* _Directions_: Transcribe the entries that follow, word for word.

Dataset excerpts
--- start ---

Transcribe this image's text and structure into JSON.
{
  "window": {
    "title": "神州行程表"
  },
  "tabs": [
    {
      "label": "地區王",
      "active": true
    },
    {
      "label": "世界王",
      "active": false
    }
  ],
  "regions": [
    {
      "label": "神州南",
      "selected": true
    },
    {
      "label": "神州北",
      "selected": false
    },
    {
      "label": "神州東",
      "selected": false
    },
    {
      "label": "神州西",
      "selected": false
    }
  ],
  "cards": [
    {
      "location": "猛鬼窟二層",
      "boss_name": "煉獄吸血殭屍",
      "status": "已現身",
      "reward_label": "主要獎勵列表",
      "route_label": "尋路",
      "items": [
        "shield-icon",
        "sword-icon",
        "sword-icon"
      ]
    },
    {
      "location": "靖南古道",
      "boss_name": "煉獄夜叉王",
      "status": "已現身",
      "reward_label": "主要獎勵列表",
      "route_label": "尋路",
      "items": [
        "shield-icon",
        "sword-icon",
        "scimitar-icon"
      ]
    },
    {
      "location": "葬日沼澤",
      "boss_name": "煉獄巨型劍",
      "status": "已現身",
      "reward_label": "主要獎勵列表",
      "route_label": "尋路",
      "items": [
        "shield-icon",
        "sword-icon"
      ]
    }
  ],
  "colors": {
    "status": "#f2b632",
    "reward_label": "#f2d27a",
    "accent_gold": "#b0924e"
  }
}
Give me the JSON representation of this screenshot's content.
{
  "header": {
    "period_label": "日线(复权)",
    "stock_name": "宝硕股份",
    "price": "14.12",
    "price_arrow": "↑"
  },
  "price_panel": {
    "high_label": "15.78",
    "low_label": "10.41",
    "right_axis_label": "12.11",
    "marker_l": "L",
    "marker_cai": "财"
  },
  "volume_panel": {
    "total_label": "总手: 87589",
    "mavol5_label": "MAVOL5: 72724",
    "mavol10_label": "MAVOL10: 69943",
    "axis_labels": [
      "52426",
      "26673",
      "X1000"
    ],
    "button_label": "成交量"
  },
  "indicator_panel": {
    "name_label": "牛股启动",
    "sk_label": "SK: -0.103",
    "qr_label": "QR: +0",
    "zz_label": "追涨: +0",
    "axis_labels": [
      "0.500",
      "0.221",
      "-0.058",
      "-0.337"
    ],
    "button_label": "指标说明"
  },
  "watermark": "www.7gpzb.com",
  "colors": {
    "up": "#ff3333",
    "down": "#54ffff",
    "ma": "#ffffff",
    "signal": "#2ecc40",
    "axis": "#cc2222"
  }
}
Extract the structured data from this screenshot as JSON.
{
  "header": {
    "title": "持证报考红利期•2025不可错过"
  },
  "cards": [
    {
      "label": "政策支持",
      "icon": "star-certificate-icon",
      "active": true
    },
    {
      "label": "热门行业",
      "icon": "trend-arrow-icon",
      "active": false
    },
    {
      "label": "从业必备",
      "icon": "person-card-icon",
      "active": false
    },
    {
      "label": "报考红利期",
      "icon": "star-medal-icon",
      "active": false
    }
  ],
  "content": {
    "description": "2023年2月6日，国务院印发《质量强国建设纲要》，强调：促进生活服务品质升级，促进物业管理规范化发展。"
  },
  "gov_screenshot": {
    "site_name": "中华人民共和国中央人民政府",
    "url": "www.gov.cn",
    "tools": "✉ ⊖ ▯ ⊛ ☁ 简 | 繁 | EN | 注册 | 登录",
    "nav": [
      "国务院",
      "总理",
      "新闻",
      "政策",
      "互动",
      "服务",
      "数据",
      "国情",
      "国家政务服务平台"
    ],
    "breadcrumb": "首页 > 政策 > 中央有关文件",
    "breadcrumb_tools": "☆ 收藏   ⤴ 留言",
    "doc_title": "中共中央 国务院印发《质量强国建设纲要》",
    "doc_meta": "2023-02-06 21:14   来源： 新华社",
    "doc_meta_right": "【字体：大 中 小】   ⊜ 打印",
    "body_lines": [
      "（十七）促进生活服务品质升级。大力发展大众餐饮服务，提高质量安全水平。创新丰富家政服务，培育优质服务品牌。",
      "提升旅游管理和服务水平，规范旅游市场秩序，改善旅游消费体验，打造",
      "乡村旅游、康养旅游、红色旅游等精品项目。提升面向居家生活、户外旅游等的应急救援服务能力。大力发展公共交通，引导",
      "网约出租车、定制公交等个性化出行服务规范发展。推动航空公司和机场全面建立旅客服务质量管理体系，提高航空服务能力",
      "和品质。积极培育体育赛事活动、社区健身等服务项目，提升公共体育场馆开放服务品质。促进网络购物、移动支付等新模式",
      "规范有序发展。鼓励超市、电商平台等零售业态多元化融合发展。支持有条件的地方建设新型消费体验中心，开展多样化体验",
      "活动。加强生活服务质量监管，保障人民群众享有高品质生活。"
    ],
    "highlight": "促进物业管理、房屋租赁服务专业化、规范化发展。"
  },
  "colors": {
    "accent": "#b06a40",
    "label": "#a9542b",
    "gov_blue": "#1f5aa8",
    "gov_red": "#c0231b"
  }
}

--- end ---

* _Answer to the problem_:
Transcribe this image's text and structure into JSON.
{
  "window": {
    "title": "神州行程表"
  },
  "tabs": [
    {
      "label": "地區王",
      "active": true
    },
    {
      "label": "世界王",
      "active": false
    }
  ],
  "regions": [
    {
      "label": "神州南",
      "selected": true
    },
    {
      "label": "神州北",
      "selected": false
    },
    {
      "label": "神州東",
      "selected": false
    },
    {
      "label": "神州西",
      "selected": false
    }
  ],
  "cards": [
    {
      "location": "猛鬼窟二層",
      "boss_name": "煉獄吸血殭屍",
      "status": "已現身",
      "reward_label": "主要獎勵列表",
      "route_label": "尋路",
      "items": [
        "shield-icon",
        "sword-icon",
        "sword-icon"
      ]
    },
    {
      "location": "靖南古道",
      "boss_name": "煉獄夜叉王",
      "status": "已現身",
      "reward_label": "主要獎勵列表",
      "route_label": "尋路",
      "items": [
        "shield-icon",
        "sword-icon",
        "scimitar-icon"
      ]
    },
    {
      "location": "葬日沼澤",
      "boss_name": "煉獄巨型劍",
      "status": "已現身",
      "reward_label": "主要獎勵列表",
      "route_label": "尋路",
      "items": [
        "shield-icon",
        "sword-icon"
      ]
    }
  ],
  "colors": {
    "status": "#f2b632",
    "reward_label": "#f2d27a",
    "accent_gold": "#b0924e"
  }
}
Give me the JSON representation of this screenshot's content.
{
  "header": {
    "period_label": "日线(复权)",
    "stock_name": "宝硕股份",
    "price": "14.12",
    "price_arrow": "↑"
  },
  "price_panel": {
    "high_label": "15.78",
    "low_label": "10.41",
    "right_axis_label": "12.11",
    "marker_l": "L",
    "marker_cai": "财"
  },
  "volume_panel": {
    "total_label": "总手: 87589",
    "mavol5_label": "MAVOL5: 72724",
    "mavol10_label": "MAVOL10: 69943",
    "axis_labels": [
      "52426",
      "26673",
      "X1000"
    ],
    "button_label": "成交量"
  },
  "indicator_panel": {
    "name_label": "牛股启动",
    "sk_label": "SK: -0.103",
    "qr_label": "QR: +0",
    "zz_label": "追涨: +0",
    "axis_labels": [
      "0.500",
      "0.221",
      "-0.058",
      "-0.337"
    ],
    "button_label": "指标说明"
  },
  "watermark": "www.7gpzb.com",
  "colors": {
    "up": "#ff3333",
    "down": "#54ffff",
    "ma": "#ffffff",
    "signal": "#2ecc40",
    "axis": "#cc2222"
  }
}
Extract the structured data from this screenshot as JSON.
{
  "header": {
    "title": "持证报考红利期•2025不可错过"
  },
  "cards": [
    {
      "label": "政策支持",
      "icon": "star-certificate-icon",
      "active": true
    },
    {
      "label": "热门行业",
      "icon": "trend-arrow-icon",
      "active": false
    },
    {
      "label": "从业必备",
      "icon": "person-card-icon",
      "active": false
    },
    {
      "label": "报考红利期",
      "icon": "star-medal-icon",
      "active": false
    }
  ],
  "content": {
    "description": "2023年2月6日，国务院印发《质量强国建设纲要》，强调：促进生活服务品质升级，促进物业管理规范化发展。"
  },
  "gov_screenshot": {
    "site_name": "中华人民共和国中央人民政府",
    "url": "www.gov.cn",
    "tools": "✉ ⊖ ▯ ⊛ ☁ 简 | 繁 | EN | 注册 | 登录",
    "nav": [
      "国务院",
      "总理",
      "新闻",
      "政策",
      "互动",
      "服务",
      "数据",
      "国情",
      "国家政务服务平台"
    ],
    "breadcrumb": "首页 > 政策 > 中央有关文件",
    "breadcrumb_tools": "☆ 收藏   ⤴ 留言",
    "doc_title": "中共中央 国务院印发《质量强国建设纲要》",
    "doc_meta": "2023-02-06 21:14   来源： 新华社",
    "doc_meta_right": "【字体：大 中 小】   ⊜ 打印",
    "body_lines": [
      "（十七）促进生活服务品质升级。大力发展大众餐饮服务，提高质量安全水平。创新丰富家政服务，培育优质服务品牌。",
      "提升旅游管理和服务水平，规范旅游市场秩序，改善旅游消费体验，打造",
      "乡村旅游、康养旅游、红色旅游等精品项目。提升面向居家生活、户外旅游等的应急救援服务能力。大力发展公共交通，引导",
      "网约出租车、定制公交等个性化出行服务规范发展。推动航空公司和机场全面建立旅客服务质量管理体系，提高航空服务能力",
      "和品质。积极培育体育赛事活动、社区健身等服务项目，提升公共体育场馆开放服务品质。促进网络购物、移动支付等新模式",
      "规范有序发展。鼓励超市、电商平台等零售业态多元化融合发展。支持有条件的地方建设新型消费体验中心，开展多样化体验",
      "活动。加强生活服务质量监管，保障人民群众享有高品质生活。"
    ],
    "highlight": "促进物业管理、房屋租赁服务专业化、规范化发展。"
  },
  "colors": {
    "accent": "#b06a40",
    "label": "#a9542b",
    "gov_blue": "#1f5aa8",
    "gov_red": "#c0231b"
  }
}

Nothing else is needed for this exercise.